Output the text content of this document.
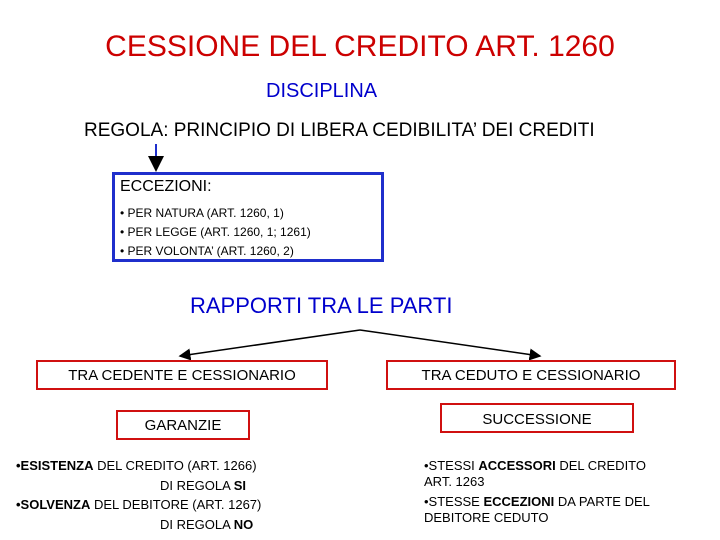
CESSIONE DEL CREDITO ART. 1260
DISCIPLINA
REGOLA: PRINCIPIO DI LIBERA CEDIBILITA’ DEI CREDITI
ECCEZIONI:
• PER NATURA (ART. 1260, 1)
• PER LEGGE (ART. 1260, 1; 1261)
• PER VOLONTA’ (ART. 1260, 2)
RAPPORTI TRA LE PARTI
TRA CEDENTE E CESSIONARIO	TRA CEDUTO E CESSIONARIO
GARANZIE	SUCCESSIONE
•ESISTENZA DEL CREDITO (ART. 1266)
DI REGOLA SI
•SOLVENZA DEL DEBITORE (ART. 1267)
DI REGOLA NO
•STESSI ACCESSORI DEL CREDITO
ART. 1263
•STESSE ECCEZIONI DA PARTE DEL
DEBITORE CEDUTO
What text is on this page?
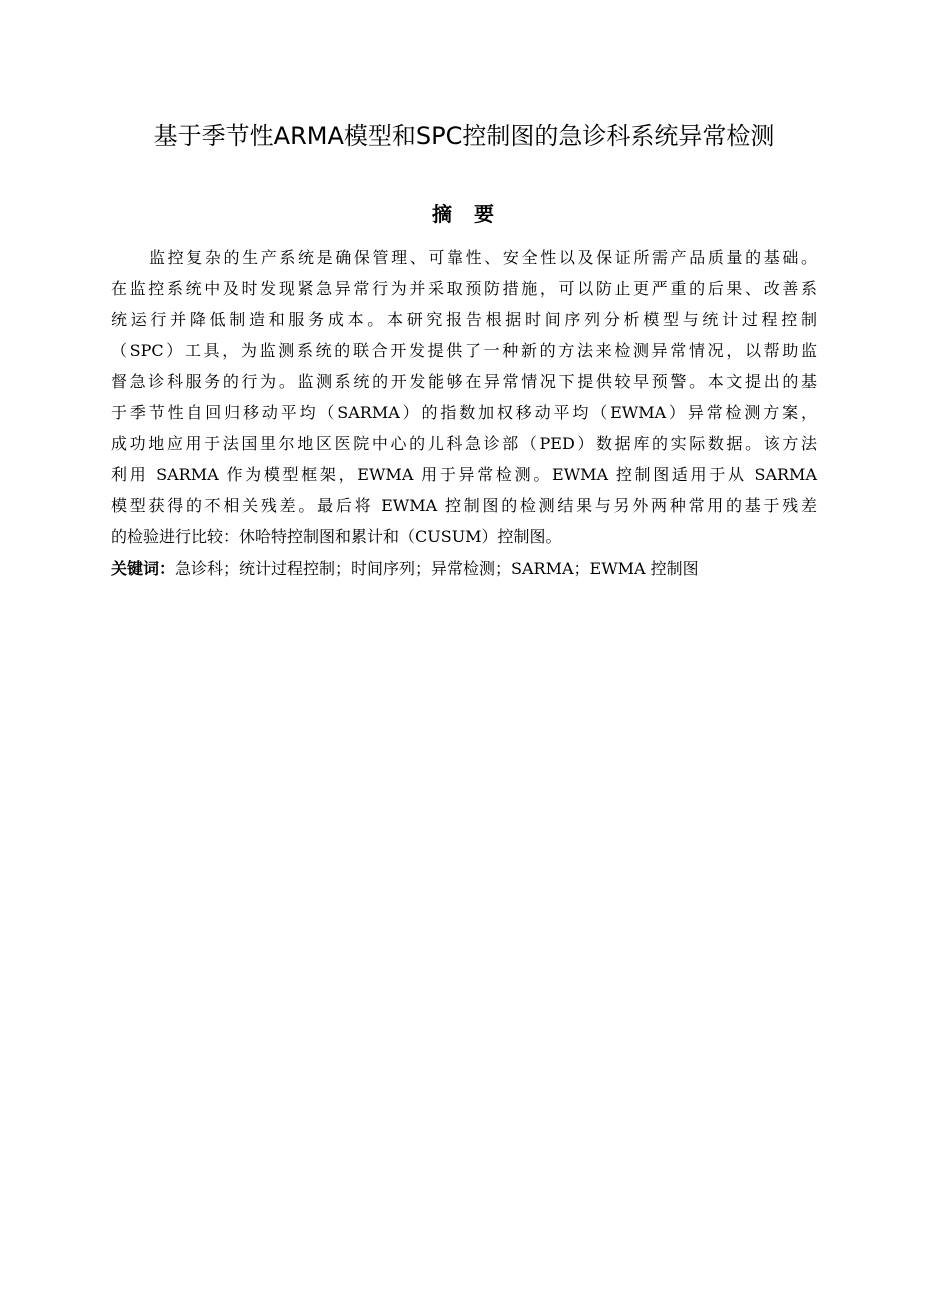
基于季节性ARMA模型和SPC控制图的急诊科系统异常检测
摘要
监控复杂的生产系统是确保管理、可靠性、安全性以及保证所需产品质量的基础。
在监控系统中及时发现紧急异常行为并采取预防措施，可以防止更严重的后果、改善系
统运行并降低制造和服务成本。本研究报告根据时间序列分析模型与统计过程控制
（SPC）工具，为监测系统的联合开发提供了一种新的方法来检测异常情况，以帮助监
督急诊科服务的行为。监测系统的开发能够在异常情况下提供较早预警。本文提出的基
于季节性自回归移动平均（SARMA）的指数加权移动平均（EWMA）异常检测方案，
成功地应用于法国里尔地区医院中心的儿科急诊部（PED）数据库的实际数据。该方法
利用 SARMA 作为模型框架，EWMA 用于异常检测。EWMA 控制图适用于从 SARMA
模型获得的不相关残差。最后将 EWMA 控制图的检测结果与另外两种常用的基于残差
的检验进行比较：休哈特控制图和累计和（CUSUM）控制图。
关键词：急诊科；统计过程控制；时间序列；异常检测；SARMA；EWMA 控制图
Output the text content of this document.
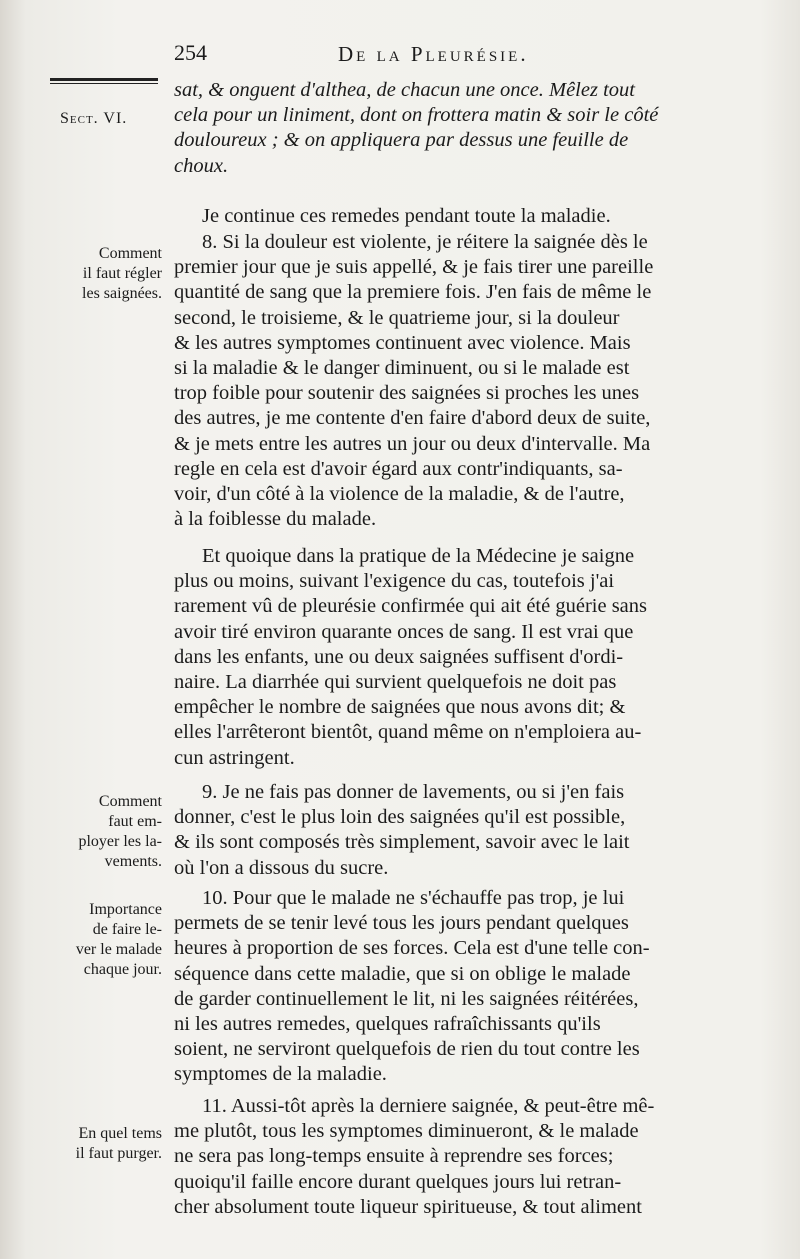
254	De la Pleurésie.
Sect. VI.
Comment
il faut régler
les saignées.
Comment
faut em-
ployer les la-
vements.
Importance
de faire le-
ver le malade
chaque jour.
En quel tems
il faut purger.
sat, & onguent d'althea, de chacun une once. Mêlez tout
cela pour un liniment, dont on frottera matin & soir le côté
douloureux ; & on appliquera par dessus une feuille de
choux.
Je continue ces remedes pendant toute la maladie.
8. Si la douleur est violente, je réitere la saignée dès le
premier jour que je suis appellé, & je fais tirer une pareille
quantité de sang que la premiere fois. J'en fais de même le
second, le troisieme, & le quatrieme jour, si la douleur
& les autres symptomes continuent avec violence. Mais
si la maladie & le danger diminuent, ou si le malade est
trop foible pour soutenir des saignées si proches les unes
des autres, je me contente d'en faire d'abord deux de suite,
& je mets entre les autres un jour ou deux d'intervalle. Ma
regle en cela est d'avoir égard aux contr'indiquants, sa-
voir, d'un côté à la violence de la maladie, & de l'autre,
à la foiblesse du malade.
Et quoique dans la pratique de la Médecine je saigne
plus ou moins, suivant l'exigence du cas, toutefois j'ai
rarement vû de pleurésie confirmée qui ait été guérie sans
avoir tiré environ quarante onces de sang. Il est vrai que
dans les enfants, une ou deux saignées suffisent d'ordi-
naire. La diarrhée qui survient quelquefois ne doit pas
empêcher le nombre de saignées que nous avons dit; &
elles l'arrêteront bientôt, quand même on n'emploiera au-
cun astringent.
9. Je ne fais pas donner de lavements, ou si j'en fais
donner, c'est le plus loin des saignées qu'il est possible,
& ils sont composés très simplement, savoir avec le lait
où l'on a dissous du sucre.
10. Pour que le malade ne s'échauffe pas trop, je lui
permets de se tenir levé tous les jours pendant quelques
heures à proportion de ses forces. Cela est d'une telle con-
séquence dans cette maladie, que si on oblige le malade
de garder continuellement le lit, ni les saignées réitérées,
ni les autres remedes, quelques rafraîchissants qu'ils
soient, ne serviront quelquefois de rien du tout contre les
symptomes de la maladie.
11. Aussi-tôt après la derniere saignée, & peut-être mê-
me plutôt, tous les symptomes diminueront, & le malade
ne sera pas long-temps ensuite à reprendre ses forces;
quoiqu'il faille encore durant quelques jours lui retran-
cher absolument toute liqueur spiritueuse, & tout aliment
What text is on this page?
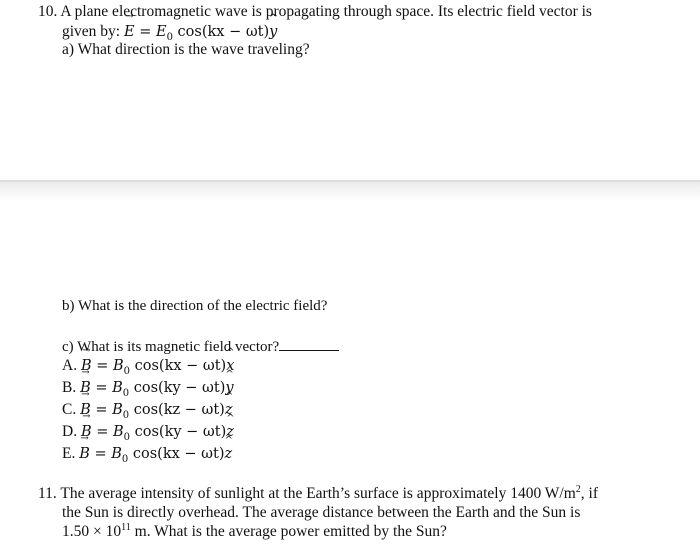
10. A plane electromagnetic wave is propagating through space. Its electric field vector is
given by: → $E = E_0$ cos(kx − ωt)^ y
a) What direction is the wave traveling?
b) What is the direction of the electric field?
c) What is its magnetic field vector?
A. → $B = B_0$ cos(kx − ωt)^ x
B. → $B = B_0$ cos(ky − ωt)^ y
C. → $B = B_0$ cos(kz − ωt)^ z
D. → $B = B_0$ cos(ky − ωt)^ z
E. → $B = B_0$ cos(kx − ωt)^ z
11. The average intensity of sunlight at the Earth’s surface is approximately 1400 $W/m^2$, if
the Sun is directly overhead. The average distance between the Earth and the Sun is
$1.50 \times 10^{11}$ m. What is the average power emitted by the Sun?
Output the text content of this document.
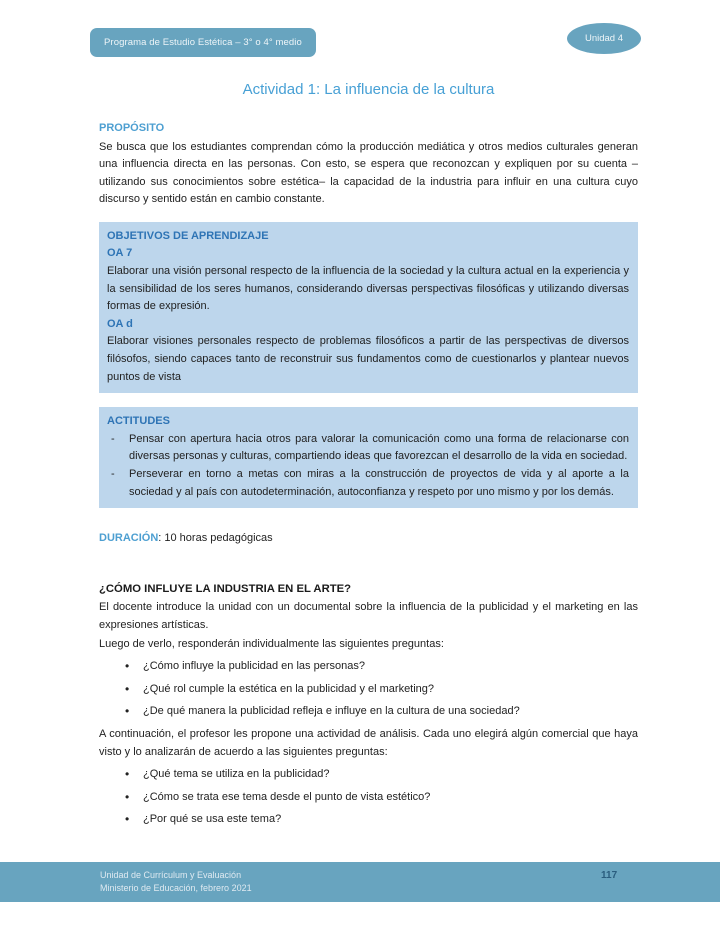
Programa de Estudio Estética – 3° o 4° medio	Unidad 4
Actividad 1: La influencia de la cultura
PROPÓSITO

Se busca que los estudiantes comprendan cómo la producción mediática y otros medios culturales generan una influencia directa en las personas. Con esto, se espera que reconozcan y expliquen por su cuenta –utilizando sus conocimientos sobre estética– la capacidad de la industria para influir en una cultura cuyo discurso y sentido están en cambio constante.

OBJETIVOS DE APRENDIZAJE

OA 7

Elaborar una visión personal respecto de la influencia de la sociedad y la cultura actual en la experiencia y la sensibilidad de los seres humanos, considerando diversas perspectivas filosóficas y utilizando diversas formas de expresión.

OA d

Elaborar visiones personales respecto de problemas filosóficos a partir de las perspectivas de diversos filósofos, siendo capaces tanto de reconstruir sus fundamentos como de cuestionarlos y plantear nuevos puntos de vista

ACTITUDES

- Pensar con apertura hacia otros para valorar la comunicación como una forma de relacionarse con diversas personas y culturas, compartiendo ideas que favorezcan el desarrollo de la vida en sociedad.
- Perseverar en torno a metas con miras a la construcción de proyectos de vida y al aporte a la sociedad y al país con autodeterminación, autoconfianza y respeto por uno mismo y por los demás.

DURACIÓN: 10 horas pedagógicas

¿CÓMO INFLUYE LA INDUSTRIA EN EL ARTE?

El docente introduce la unidad con un documental sobre la influencia de la publicidad y el marketing en las expresiones artísticas.

Luego de verlo, responderán individualmente las siguientes preguntas:

• ¿Cómo influye la publicidad en las personas?
• ¿Qué rol cumple la estética en la publicidad y el marketing?
• ¿De qué manera la publicidad refleja e influye en la cultura de una sociedad?

A continuación, el profesor les propone una actividad de análisis. Cada uno elegirá algún comercial que haya visto y lo analizarán de acuerdo a las siguientes preguntas:

• ¿Qué tema se utiliza en la publicidad?
• ¿Cómo se trata ese tema desde el punto de vista estético?
• ¿Por qué se usa este tema?
Unidad de Currículum y Evaluación
Ministerio de Educación, febrero 2021
117
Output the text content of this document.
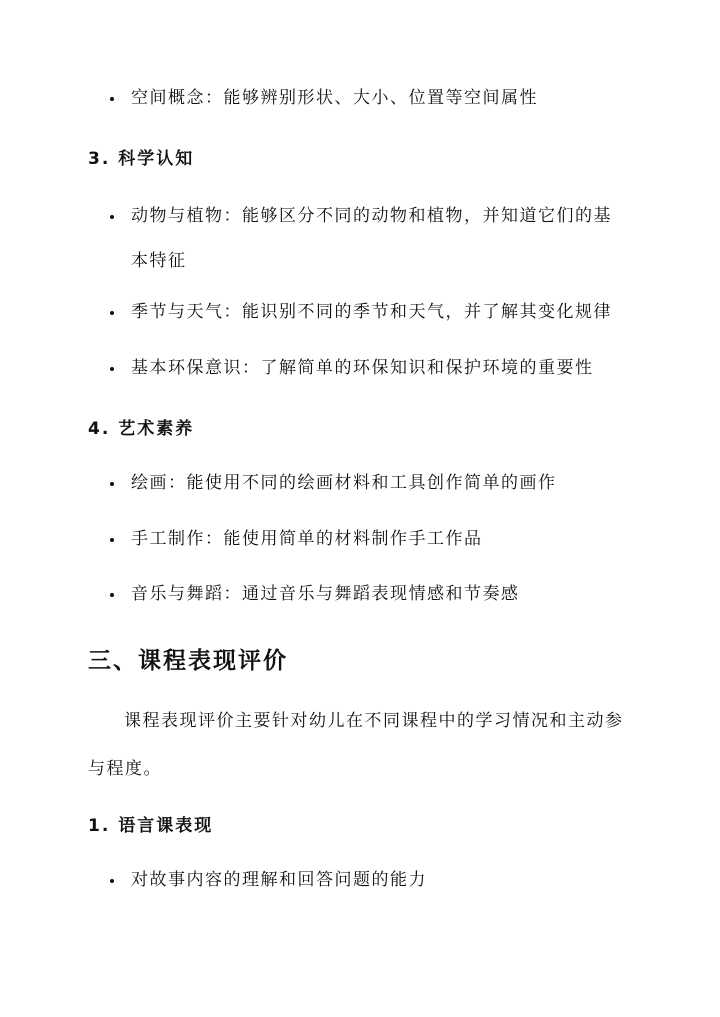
空间概念：能够辨别形状、大小、位置等空间属性
3. 科学认知
动物与植物：能够区分不同的动物和植物，并知道它们的基本特征
季节与天气：能识别不同的季节和天气，并了解其变化规律
基本环保意识：了解简单的环保知识和保护环境的重要性
4. 艺术素养
绘画：能使用不同的绘画材料和工具创作简单的画作
手工制作：能使用简单的材料制作手工作品
音乐与舞蹈：通过音乐与舞蹈表现情感和节奏感
三、课程表现评价
课程表现评价主要针对幼儿在不同课程中的学习情况和主动参与程度。
1. 语言课表现
对故事内容的理解和回答问题的能力
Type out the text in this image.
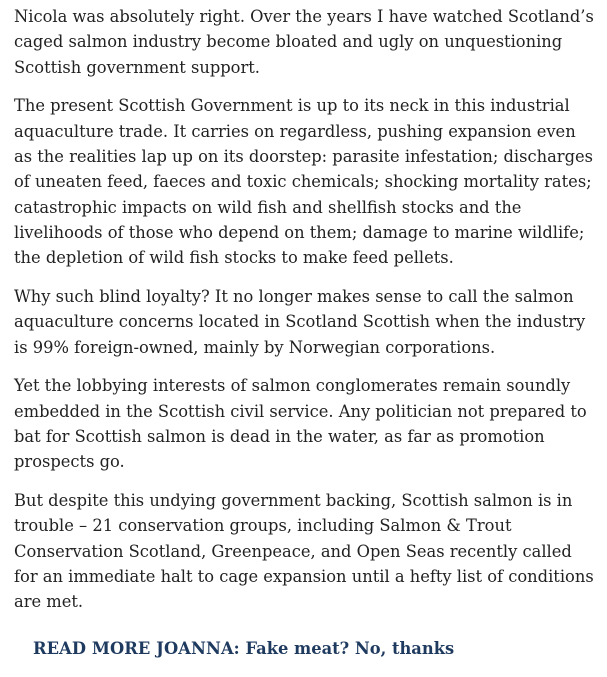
Nicola was absolutely right. Over the years I have watched Scotland’s caged salmon industry become bloated and ugly on unquestioning Scottish government support.

The present Scottish Government is up to its neck in this industrial aquaculture trade. It carries on regardless, pushing expansion even as the realities lap up on its doorstep: parasite infestation; discharges of uneaten feed, faeces and toxic chemicals; shocking mortality rates; catastrophic impacts on wild fish and shellfish stocks and the livelihoods of those who depend on them; damage to marine wildlife; the depletion of wild fish stocks to make feed pellets.

Why such blind loyalty? It no longer makes sense to call the salmon aquaculture concerns located in Scotland Scottish when the industry is 99% foreign-owned, mainly by Norwegian corporations.

Yet the lobbying interests of salmon conglomerates remain soundly embedded in the Scottish civil service. Any politician not prepared to bat for Scottish salmon is dead in the water, as far as promotion prospects go.

But despite this undying government backing, Scottish salmon is in trouble – 21 conservation groups, including Salmon & Trout Conservation Scotland, Greenpeace, and Open Seas recently called for an immediate halt to cage expansion until a hefty list of conditions are met.

READ MORE JOANNA: Fake meat? No, thanks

━━━━━━━━━━━━━━━━━━━━

## Exercise objective:
Scan the material above and determine how many lines include the word "publicidad"; report only the number.

## Correct response:
5